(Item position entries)
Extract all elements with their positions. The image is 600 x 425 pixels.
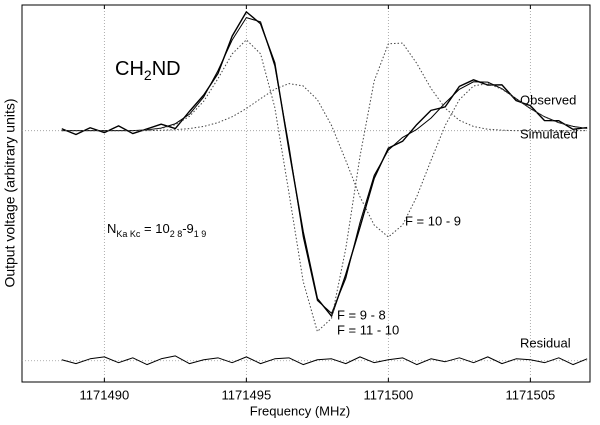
series-label: F = 10 - 9 [405, 213, 461, 228]
molecule-part: CH [115, 58, 144, 80]
x-axis-label: Frequency (MHz) [250, 403, 350, 418]
quantum-subscript: Ka Kc [116, 229, 141, 239]
x-tick-label: 1171495 [222, 387, 272, 402]
series-label: Observed [520, 92, 576, 107]
quantum-subscript: 1 9 [194, 229, 207, 239]
series-label: Residual [520, 335, 571, 350]
series-label: F = 11 - 10 [337, 322, 399, 337]
quantum-part: N [107, 221, 116, 236]
molecule-label: CH2ND [115, 58, 181, 82]
series-line [61, 355, 588, 366]
y-axis-label: Output voltage (arbitrary units) [2, 98, 18, 287]
molecule-part: ND [152, 58, 181, 80]
series-label: Simulated [520, 126, 578, 141]
molecule-subscript: 2 [144, 67, 152, 83]
quantum-label: NKa Kc = 102 8-91 9 [107, 221, 206, 239]
quantum-part: = 10 [140, 221, 169, 236]
x-tick-label: 1171490 [80, 387, 130, 402]
x-tick-label: 1171500 [364, 387, 414, 402]
plot-frame [21, 4, 591, 383]
series-line [61, 83, 588, 238]
series-label: F = 9 - 8 [337, 307, 386, 322]
quantum-part: -9 [182, 221, 194, 236]
quantum-subscript: 2 8 [170, 229, 183, 239]
series-line [61, 39, 588, 333]
x-tick-label: 1171505 [506, 387, 556, 402]
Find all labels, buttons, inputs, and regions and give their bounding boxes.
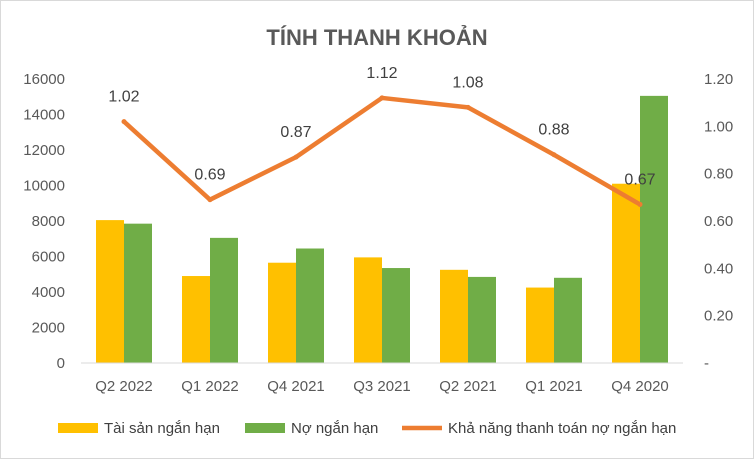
legend-label: Tài sản ngắn hạn — [104, 420, 220, 437]
bar-tai-san-ngan-han-1 — [182, 276, 210, 363]
y-left-tick-label: 12000 — [23, 142, 65, 159]
bars-layer — [96, 95, 668, 364]
legend-swatch-1 — [245, 423, 285, 433]
x-tick-label: Q3 2021 — [353, 378, 411, 395]
x-tick-label: Q1 2022 — [181, 378, 239, 395]
y-left-tick-label: 0 — [57, 355, 65, 372]
legend-label: Nợ ngắn hạn — [291, 420, 378, 437]
y-left-tick-label: 10000 — [23, 178, 65, 195]
y-left-tick-label: 16000 — [23, 71, 65, 88]
y-right-tick-label: 0.60 — [704, 213, 733, 230]
x-tick-label: Q2 2022 — [95, 378, 153, 395]
y-right-tick-label: - — [704, 355, 709, 372]
legend-swatch-0 — [58, 423, 98, 433]
bar-no-ngan-han-2 — [296, 248, 324, 363]
legend-label: Khả năng thanh toán nợ ngắn hạn — [448, 420, 676, 437]
line-point-1 — [207, 197, 213, 203]
x-tick-label: Q1 2021 — [525, 378, 583, 395]
axes-layer: Q2 2022 Q1 2022 Q4 2021 Q3 2021 Q2 2021 Q1 20… — [23, 71, 733, 395]
line-point-0 — [121, 119, 127, 125]
line-data-label: 0.69 — [194, 167, 225, 184]
line-point-4 — [465, 104, 471, 110]
bar-tai-san-ngan-han-4 — [440, 269, 468, 363]
bar-no-ngan-han-3 — [382, 268, 410, 363]
line-point-5 — [551, 152, 557, 158]
y-right-tick-label: 0.80 — [704, 166, 733, 183]
y-left-tick-label: 6000 — [32, 249, 65, 266]
line-kha-nang-thanh-toan — [121, 95, 643, 207]
line-data-label: 1.02 — [108, 89, 139, 106]
line-data-label: 0.87 — [280, 124, 311, 141]
line-data-label: 1.12 — [366, 65, 397, 82]
line-layer: 1.02 0.69 0.87 1.12 1.08 0.88 0.67 — [108, 65, 656, 207]
x-tick-label: Q4 2021 — [267, 378, 325, 395]
y-right-tick-label: 0.40 — [704, 260, 733, 277]
line-point-2 — [293, 154, 299, 160]
bar-tai-san-ngan-han-3 — [354, 257, 382, 363]
bar-no-ngan-han-5 — [554, 277, 582, 363]
line-point-3 — [379, 95, 385, 101]
y-left-tick-label: 4000 — [32, 284, 65, 301]
chart-title: TÍNH THANH KHOẢN — [266, 25, 487, 50]
bar-tai-san-ngan-han-5 — [526, 287, 554, 363]
legend: Tài sản ngắn hạn Nợ ngắn hạn Khả năng than… — [58, 420, 676, 437]
bar-no-ngan-han-4 — [468, 276, 496, 363]
y-left-tick-label: 2000 — [32, 320, 65, 337]
bar-no-ngan-han-0 — [124, 223, 152, 363]
bar-no-ngan-han-1 — [210, 237, 238, 363]
y-right-tick-label: 0.20 — [704, 308, 733, 325]
bar-tai-san-ngan-han-0 — [96, 220, 124, 363]
bar-tai-san-ngan-han-6 — [612, 183, 640, 363]
y-right-tick-label: 1.00 — [704, 118, 733, 135]
line-data-label: 1.08 — [452, 74, 483, 91]
line-point-6 — [637, 201, 643, 207]
bar-no-ngan-han-6 — [640, 95, 668, 364]
y-left-tick-label: 8000 — [32, 213, 65, 230]
line-data-label: 0.67 — [624, 171, 655, 188]
y-right-tick-label: 1.20 — [704, 71, 733, 88]
y-left-tick-label: 14000 — [23, 107, 65, 124]
x-tick-label: Q4 2020 — [611, 378, 669, 395]
bar-tai-san-ngan-han-2 — [268, 262, 296, 363]
x-tick-label: Q2 2021 — [439, 378, 497, 395]
line-data-label: 0.88 — [538, 122, 569, 139]
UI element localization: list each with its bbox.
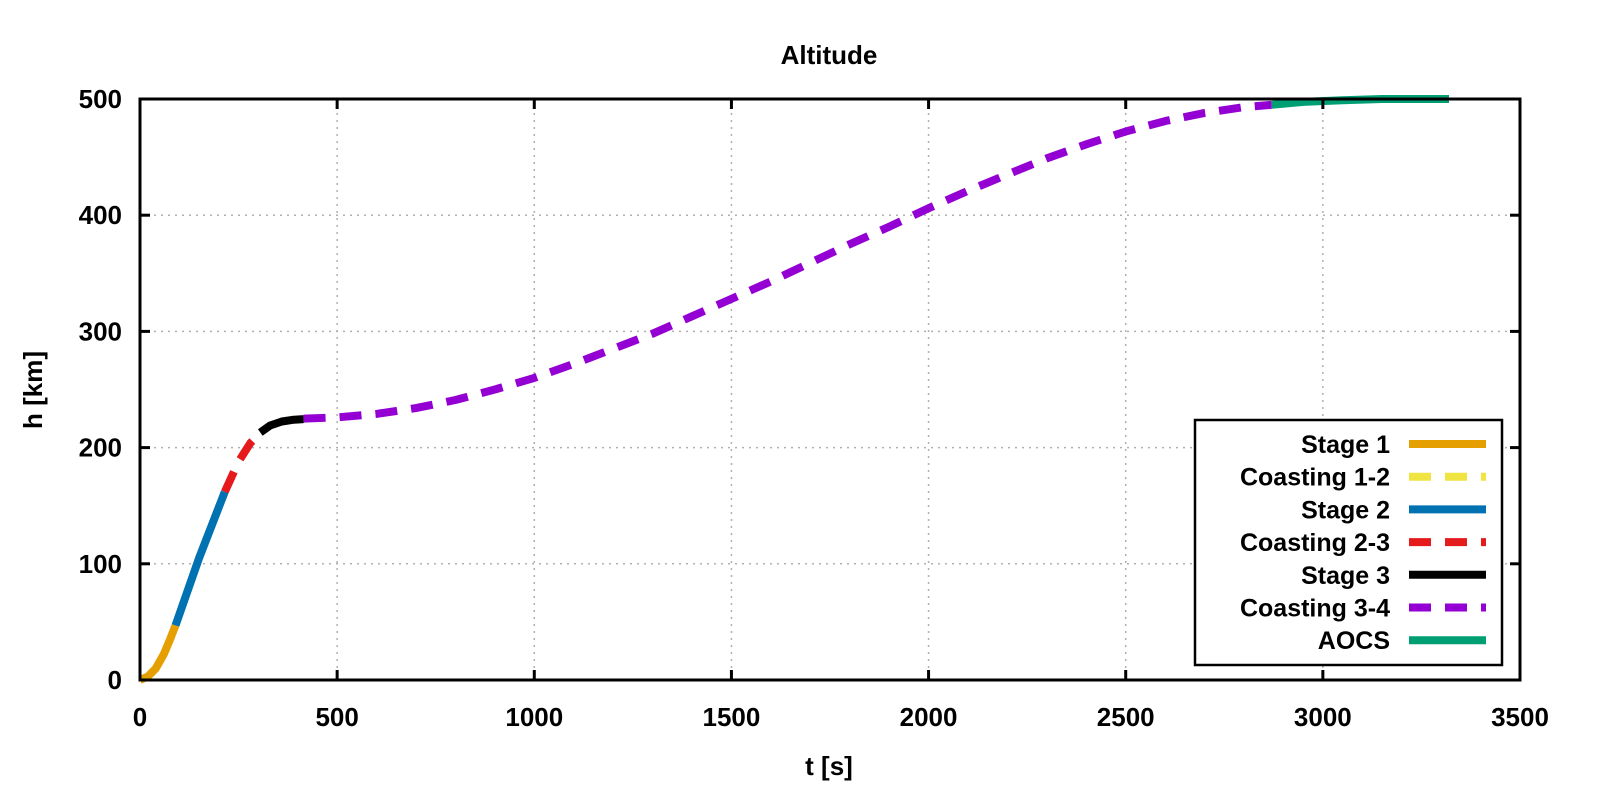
plot-frame bbox=[138, 97, 1522, 682]
chart-title: Altitude bbox=[781, 40, 878, 70]
x-tick-label: 3000 bbox=[1294, 702, 1352, 732]
y-tick-label: 400 bbox=[79, 200, 122, 230]
x-tick-label: 2000 bbox=[900, 702, 958, 732]
y-tick-label: 100 bbox=[79, 549, 122, 579]
axis-ticks: 0 500 1000 1500 2000 2500 3000 3500 0 100 200 300 40… bbox=[79, 84, 1549, 732]
x-tick-label: 0 bbox=[133, 702, 147, 732]
x-tick-label: 2500 bbox=[1097, 702, 1155, 732]
legend-label-stage-3: Stage 3 bbox=[1301, 562, 1390, 590]
y-axis-label: h [km] bbox=[18, 351, 48, 429]
y-tick-label: 500 bbox=[79, 84, 122, 114]
legend-label-coasting-1-2: Coasting 1-2 bbox=[1240, 464, 1390, 492]
y-tick-label: 0 bbox=[108, 665, 122, 695]
series-line-stage-3 bbox=[257, 415, 304, 436]
y-tick-label: 200 bbox=[79, 433, 122, 463]
series-line-coasting-2-3 bbox=[221, 429, 264, 494]
legend-label-coasting-3-4: Coasting 3-4 bbox=[1240, 595, 1390, 623]
x-tick-label: 3500 bbox=[1491, 702, 1549, 732]
legend-label-stage-2: Stage 2 bbox=[1301, 496, 1390, 524]
x-tick-label: 500 bbox=[315, 702, 358, 732]
series-line-stage-2 bbox=[171, 490, 229, 627]
legend-label-aocs: AOCS bbox=[1318, 627, 1390, 655]
series-line-stage-1 bbox=[138, 623, 180, 684]
legend-label-coasting-2-3: Coasting 2-3 bbox=[1240, 529, 1390, 557]
x-axis-label: t [s] bbox=[805, 751, 853, 781]
y-tick-label: 300 bbox=[79, 316, 122, 346]
x-tick-label: 1500 bbox=[703, 702, 761, 732]
series-line-coasting-3-4 bbox=[303, 100, 1272, 423]
x-tick-label: 1000 bbox=[505, 702, 563, 732]
legend-label-stage-1: Stage 1 bbox=[1301, 431, 1390, 459]
legend: Stage 1 Coasting 1-2 Stage 2 Coasting 2-3 St… bbox=[1193, 418, 1504, 667]
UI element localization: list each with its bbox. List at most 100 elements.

_Written exercise_.
Can you repeat every item above with each "series-label" swapped for "series-name", keeping everything else the same? Leave out the pictures.

_Exercise solution_.
Extract all elements with their positions. The image is 600 x 425 pixels.
series-name: F = 10 - 9 [405, 213, 461, 228]
molecule-part: CH [115, 58, 144, 80]
x-axis-label: Frequency (MHz) [250, 403, 350, 418]
quantum-subscript: Ka Kc [116, 229, 141, 239]
x-tick-label: 1171495 [222, 387, 272, 402]
series-name: Observed [520, 92, 576, 107]
quantum-subscript: 1 9 [194, 229, 207, 239]
series-name: Residual [520, 335, 571, 350]
series-name: F = 11 - 10 [337, 322, 399, 337]
quantum-part: N [107, 221, 116, 236]
molecule-label: CH2ND [115, 58, 181, 82]
series-line [61, 355, 588, 366]
y-axis-label: Output voltage (arbitrary units) [2, 98, 18, 287]
molecule-part: ND [152, 58, 181, 80]
series-name: Simulated [520, 126, 578, 141]
molecule-subscript: 2 [144, 67, 152, 83]
quantum-label: NKa Kc = 102 8-91 9 [107, 221, 206, 239]
quantum-part: = 10 [140, 221, 169, 236]
x-tick-label: 1171490 [80, 387, 130, 402]
x-tick-label: 1171500 [364, 387, 414, 402]
plot-frame [21, 4, 591, 383]
series-line [61, 83, 588, 238]
series-name: F = 9 - 8 [337, 307, 386, 322]
quantum-part: -9 [182, 221, 194, 236]
quantum-subscript: 2 8 [170, 229, 183, 239]
series-line [61, 39, 588, 333]
x-tick-label: 1171505 [506, 387, 556, 402]
Find all labels, buttons, inputs, and regions and give their bounding boxes.
legend-label: Tài sản ngắn hạn — [104, 420, 220, 437]
bar-tai-san-ngan-han-1 — [182, 276, 210, 363]
y-left-tick-label: 12000 — [23, 142, 65, 159]
bars-layer — [96, 95, 668, 364]
legend-swatch-1 — [245, 423, 285, 433]
x-tick-label: Q3 2021 — [353, 378, 411, 395]
x-tick-label: Q1 2022 — [181, 378, 239, 395]
y-left-tick-label: 0 — [57, 355, 65, 372]
legend-label: Nợ ngắn hạn — [291, 420, 378, 437]
y-left-tick-label: 10000 — [23, 178, 65, 195]
y-left-tick-label: 16000 — [23, 71, 65, 88]
y-right-tick-label: 0.60 — [704, 213, 733, 230]
x-tick-label: Q2 2022 — [95, 378, 153, 395]
y-right-tick-label: - — [704, 355, 709, 372]
legend-swatch-0 — [58, 423, 98, 433]
bar-no-ngan-han-2 — [296, 248, 324, 363]
legend-label: Khả năng thanh toán nợ ngắn hạn — [448, 420, 676, 437]
line-point-1 — [207, 197, 213, 203]
x-tick-label: Q1 2021 — [525, 378, 583, 395]
axes-layer: Q2 2022 Q1 2022 Q4 2021 Q3 2021 Q2 2021 Q1 20… — [23, 71, 733, 395]
line-point-0 — [121, 119, 127, 125]
line-data-label: 0.69 — [194, 167, 225, 184]
line-point-4 — [465, 104, 471, 110]
bar-tai-san-ngan-han-4 — [440, 269, 468, 363]
bar-no-ngan-han-3 — [382, 268, 410, 363]
line-point-5 — [551, 152, 557, 158]
y-right-tick-label: 0.80 — [704, 166, 733, 183]
y-left-tick-label: 6000 — [32, 249, 65, 266]
line-kha-nang-thanh-toan — [121, 95, 643, 207]
line-data-label: 1.02 — [108, 89, 139, 106]
line-data-label: 0.87 — [280, 124, 311, 141]
line-data-label: 1.12 — [366, 65, 397, 82]
line-layer: 1.02 0.69 0.87 1.12 1.08 0.88 0.67 — [108, 65, 656, 207]
x-tick-label: Q4 2021 — [267, 378, 325, 395]
y-right-tick-label: 0.40 — [704, 260, 733, 277]
line-point-2 — [293, 154, 299, 160]
bar-tai-san-ngan-han-3 — [354, 257, 382, 363]
bar-no-ngan-han-5 — [554, 277, 582, 363]
line-point-3 — [379, 95, 385, 101]
y-left-tick-label: 4000 — [32, 284, 65, 301]
chart-title: TÍNH THANH KHOẢN — [266, 25, 487, 50]
bar-tai-san-ngan-han-5 — [526, 287, 554, 363]
legend: Tài sản ngắn hạn Nợ ngắn hạn Khả năng than… — [58, 420, 676, 437]
bar-no-ngan-han-4 — [468, 276, 496, 363]
y-left-tick-label: 2000 — [32, 320, 65, 337]
bar-no-ngan-han-0 — [124, 223, 152, 363]
bar-no-ngan-han-1 — [210, 237, 238, 363]
y-right-tick-label: 0.20 — [704, 308, 733, 325]
bar-tai-san-ngan-han-0 — [96, 220, 124, 363]
bar-tai-san-ngan-han-6 — [612, 183, 640, 363]
y-right-tick-label: 1.00 — [704, 118, 733, 135]
line-data-label: 1.08 — [452, 74, 483, 91]
line-point-6 — [637, 201, 643, 207]
bar-no-ngan-han-6 — [640, 95, 668, 364]
y-left-tick-label: 8000 — [32, 213, 65, 230]
line-data-label: 0.67 — [624, 171, 655, 188]
y-right-tick-label: 1.20 — [704, 71, 733, 88]
y-left-tick-label: 14000 — [23, 107, 65, 124]
x-tick-label: Q4 2020 — [611, 378, 669, 395]
bar-tai-san-ngan-han-2 — [268, 262, 296, 363]
x-tick-label: Q2 2021 — [439, 378, 497, 395]
line-data-label: 0.88 — [538, 122, 569, 139]
UI element localization: list each with its bbox.
plot-frame bbox=[138, 97, 1522, 682]
chart-title: Altitude bbox=[781, 40, 878, 70]
x-tick-label: 3000 bbox=[1294, 702, 1352, 732]
y-tick-label: 400 bbox=[79, 200, 122, 230]
x-tick-label: 2000 bbox=[900, 702, 958, 732]
y-tick-label: 100 bbox=[79, 549, 122, 579]
axis-ticks: 0 500 1000 1500 2000 2500 3000 3500 0 100 200 300 40… bbox=[79, 84, 1549, 732]
x-tick-label: 0 bbox=[133, 702, 147, 732]
x-tick-label: 2500 bbox=[1097, 702, 1155, 732]
legend-label-stage-3: Stage 3 bbox=[1301, 562, 1390, 590]
y-axis-label: h [km] bbox=[18, 351, 48, 429]
y-tick-label: 500 bbox=[79, 84, 122, 114]
legend-label-coasting-1-2: Coasting 1-2 bbox=[1240, 464, 1390, 492]
y-tick-label: 0 bbox=[108, 665, 122, 695]
series-line-stage-3 bbox=[257, 415, 304, 436]
y-tick-label: 200 bbox=[79, 433, 122, 463]
series-line-coasting-2-3 bbox=[221, 429, 264, 494]
legend-label-coasting-3-4: Coasting 3-4 bbox=[1240, 595, 1390, 623]
x-tick-label: 3500 bbox=[1491, 702, 1549, 732]
legend-label-stage-2: Stage 2 bbox=[1301, 496, 1390, 524]
x-tick-label: 500 bbox=[315, 702, 358, 732]
series-line-stage-2 bbox=[171, 490, 229, 627]
legend-label-aocs: AOCS bbox=[1318, 627, 1390, 655]
series-line-stage-1 bbox=[138, 623, 180, 684]
legend-label-coasting-2-3: Coasting 2-3 bbox=[1240, 529, 1390, 557]
x-axis-label: t [s] bbox=[805, 751, 853, 781]
y-tick-label: 300 bbox=[79, 316, 122, 346]
x-tick-label: 1500 bbox=[703, 702, 761, 732]
series-line-coasting-3-4 bbox=[303, 100, 1272, 423]
x-tick-label: 1000 bbox=[505, 702, 563, 732]
legend-label-stage-1: Stage 1 bbox=[1301, 431, 1390, 459]
legend: Stage 1 Coasting 1-2 Stage 2 Coasting 2-3 St… bbox=[1193, 418, 1504, 667]
UI element localization: list each with its bbox. List at most 100 elements.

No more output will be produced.